Start Recorded information
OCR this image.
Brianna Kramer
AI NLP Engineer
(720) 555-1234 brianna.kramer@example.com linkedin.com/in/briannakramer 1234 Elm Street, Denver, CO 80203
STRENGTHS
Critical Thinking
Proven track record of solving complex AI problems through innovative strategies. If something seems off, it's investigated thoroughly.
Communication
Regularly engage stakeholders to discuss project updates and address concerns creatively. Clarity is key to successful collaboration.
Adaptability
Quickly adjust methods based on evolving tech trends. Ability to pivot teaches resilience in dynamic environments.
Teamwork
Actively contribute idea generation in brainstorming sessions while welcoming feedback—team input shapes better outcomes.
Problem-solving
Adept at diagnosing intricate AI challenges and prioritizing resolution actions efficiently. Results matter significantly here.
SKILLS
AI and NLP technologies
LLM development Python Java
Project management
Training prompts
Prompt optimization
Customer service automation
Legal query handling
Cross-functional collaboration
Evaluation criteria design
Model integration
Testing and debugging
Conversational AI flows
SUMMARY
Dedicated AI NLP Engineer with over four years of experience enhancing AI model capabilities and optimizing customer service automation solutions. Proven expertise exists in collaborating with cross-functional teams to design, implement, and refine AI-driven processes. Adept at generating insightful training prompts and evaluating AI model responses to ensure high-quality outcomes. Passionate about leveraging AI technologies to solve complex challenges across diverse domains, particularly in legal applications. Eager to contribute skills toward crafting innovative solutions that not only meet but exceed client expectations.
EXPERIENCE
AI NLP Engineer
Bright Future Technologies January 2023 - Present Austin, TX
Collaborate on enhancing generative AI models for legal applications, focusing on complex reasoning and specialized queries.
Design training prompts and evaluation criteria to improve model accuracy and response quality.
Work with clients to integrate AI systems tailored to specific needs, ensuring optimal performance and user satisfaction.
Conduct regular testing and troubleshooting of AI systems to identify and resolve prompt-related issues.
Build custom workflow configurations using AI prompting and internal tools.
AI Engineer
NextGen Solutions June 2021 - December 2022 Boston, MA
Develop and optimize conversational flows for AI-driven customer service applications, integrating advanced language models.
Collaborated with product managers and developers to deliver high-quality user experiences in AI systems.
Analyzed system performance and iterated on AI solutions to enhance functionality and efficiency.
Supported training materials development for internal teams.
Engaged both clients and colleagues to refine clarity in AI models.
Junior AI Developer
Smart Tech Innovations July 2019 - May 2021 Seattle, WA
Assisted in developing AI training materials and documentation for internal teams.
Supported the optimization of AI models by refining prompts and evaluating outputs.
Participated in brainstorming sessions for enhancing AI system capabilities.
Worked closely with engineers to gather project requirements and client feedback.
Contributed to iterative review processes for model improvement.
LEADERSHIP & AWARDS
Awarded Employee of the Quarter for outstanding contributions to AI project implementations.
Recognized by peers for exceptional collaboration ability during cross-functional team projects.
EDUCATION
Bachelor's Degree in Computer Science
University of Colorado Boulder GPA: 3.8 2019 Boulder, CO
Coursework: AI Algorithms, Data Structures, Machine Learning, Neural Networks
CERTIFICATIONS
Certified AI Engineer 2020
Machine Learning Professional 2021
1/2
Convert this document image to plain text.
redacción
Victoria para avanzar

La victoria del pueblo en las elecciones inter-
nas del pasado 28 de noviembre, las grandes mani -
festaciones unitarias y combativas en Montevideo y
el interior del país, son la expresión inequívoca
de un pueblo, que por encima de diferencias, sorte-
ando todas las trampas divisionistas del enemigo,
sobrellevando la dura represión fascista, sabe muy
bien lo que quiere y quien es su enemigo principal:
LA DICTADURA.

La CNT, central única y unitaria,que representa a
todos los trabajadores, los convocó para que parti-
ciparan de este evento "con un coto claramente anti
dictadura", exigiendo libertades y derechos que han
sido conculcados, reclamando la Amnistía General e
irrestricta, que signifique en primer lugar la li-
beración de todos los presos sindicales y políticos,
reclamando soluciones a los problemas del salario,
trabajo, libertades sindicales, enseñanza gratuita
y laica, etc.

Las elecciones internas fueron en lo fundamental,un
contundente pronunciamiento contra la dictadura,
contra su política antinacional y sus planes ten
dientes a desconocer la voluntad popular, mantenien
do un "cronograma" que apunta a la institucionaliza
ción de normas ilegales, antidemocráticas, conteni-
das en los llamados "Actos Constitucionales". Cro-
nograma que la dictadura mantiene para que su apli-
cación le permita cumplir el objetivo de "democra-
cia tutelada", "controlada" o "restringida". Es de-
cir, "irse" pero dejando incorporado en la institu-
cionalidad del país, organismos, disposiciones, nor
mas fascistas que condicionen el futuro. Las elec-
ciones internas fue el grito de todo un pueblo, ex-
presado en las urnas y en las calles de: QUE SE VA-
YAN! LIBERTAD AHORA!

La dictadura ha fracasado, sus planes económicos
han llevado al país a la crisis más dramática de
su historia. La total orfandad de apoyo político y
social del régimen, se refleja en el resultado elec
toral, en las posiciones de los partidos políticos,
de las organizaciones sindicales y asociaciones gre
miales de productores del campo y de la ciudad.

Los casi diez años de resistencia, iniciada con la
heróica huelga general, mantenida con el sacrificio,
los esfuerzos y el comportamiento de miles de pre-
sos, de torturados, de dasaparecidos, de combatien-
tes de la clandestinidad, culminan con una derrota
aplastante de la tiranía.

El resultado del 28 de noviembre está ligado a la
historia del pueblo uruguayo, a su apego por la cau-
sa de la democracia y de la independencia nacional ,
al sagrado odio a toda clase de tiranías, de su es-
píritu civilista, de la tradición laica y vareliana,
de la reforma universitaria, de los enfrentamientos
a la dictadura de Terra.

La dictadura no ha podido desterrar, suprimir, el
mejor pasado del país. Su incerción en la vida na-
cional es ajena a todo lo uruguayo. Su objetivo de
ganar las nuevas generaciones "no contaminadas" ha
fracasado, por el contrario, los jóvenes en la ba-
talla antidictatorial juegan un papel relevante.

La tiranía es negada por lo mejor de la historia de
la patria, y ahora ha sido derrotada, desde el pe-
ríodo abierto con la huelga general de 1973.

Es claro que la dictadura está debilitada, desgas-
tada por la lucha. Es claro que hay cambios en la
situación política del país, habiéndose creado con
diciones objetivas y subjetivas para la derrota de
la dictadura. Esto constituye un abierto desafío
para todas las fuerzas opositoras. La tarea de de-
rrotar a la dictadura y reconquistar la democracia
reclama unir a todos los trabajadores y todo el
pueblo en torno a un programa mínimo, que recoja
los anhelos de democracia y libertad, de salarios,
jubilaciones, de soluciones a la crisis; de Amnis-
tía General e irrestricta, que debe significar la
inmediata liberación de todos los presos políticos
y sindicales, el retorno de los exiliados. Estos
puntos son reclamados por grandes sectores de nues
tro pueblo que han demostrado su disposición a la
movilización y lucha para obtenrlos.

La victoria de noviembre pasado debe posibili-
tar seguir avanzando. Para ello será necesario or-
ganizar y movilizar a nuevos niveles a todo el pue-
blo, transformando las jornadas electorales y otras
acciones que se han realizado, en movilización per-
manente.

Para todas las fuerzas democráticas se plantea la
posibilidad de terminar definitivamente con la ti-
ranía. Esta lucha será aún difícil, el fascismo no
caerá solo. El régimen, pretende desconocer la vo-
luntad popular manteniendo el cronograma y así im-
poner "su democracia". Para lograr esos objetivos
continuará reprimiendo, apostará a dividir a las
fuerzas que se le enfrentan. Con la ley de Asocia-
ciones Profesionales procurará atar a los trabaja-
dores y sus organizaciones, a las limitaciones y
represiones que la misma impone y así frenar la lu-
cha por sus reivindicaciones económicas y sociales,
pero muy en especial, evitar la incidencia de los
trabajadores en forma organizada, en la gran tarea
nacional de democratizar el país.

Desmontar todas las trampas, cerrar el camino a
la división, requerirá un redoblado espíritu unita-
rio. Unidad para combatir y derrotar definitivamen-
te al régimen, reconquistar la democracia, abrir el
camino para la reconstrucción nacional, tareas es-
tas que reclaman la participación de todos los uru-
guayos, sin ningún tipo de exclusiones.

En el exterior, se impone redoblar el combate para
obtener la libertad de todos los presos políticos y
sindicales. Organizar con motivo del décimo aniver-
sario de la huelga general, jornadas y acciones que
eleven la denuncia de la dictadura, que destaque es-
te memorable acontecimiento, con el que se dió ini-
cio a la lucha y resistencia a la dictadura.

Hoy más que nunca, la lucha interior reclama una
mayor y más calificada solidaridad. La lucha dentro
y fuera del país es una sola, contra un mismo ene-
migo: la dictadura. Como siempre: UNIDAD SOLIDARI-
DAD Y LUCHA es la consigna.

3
End Recorded information
• [Exercise objective] Copy each line of the entries that includes the word "todas".

• [Answer to this exercise]
ando todas las trampas divisionistas del enemigo,
para todas las fuerzas opositoras. La tarea de de-
Para todas las fuerzas democráticas se plantea la
Desmontar todas las trampas, cerrar el camino a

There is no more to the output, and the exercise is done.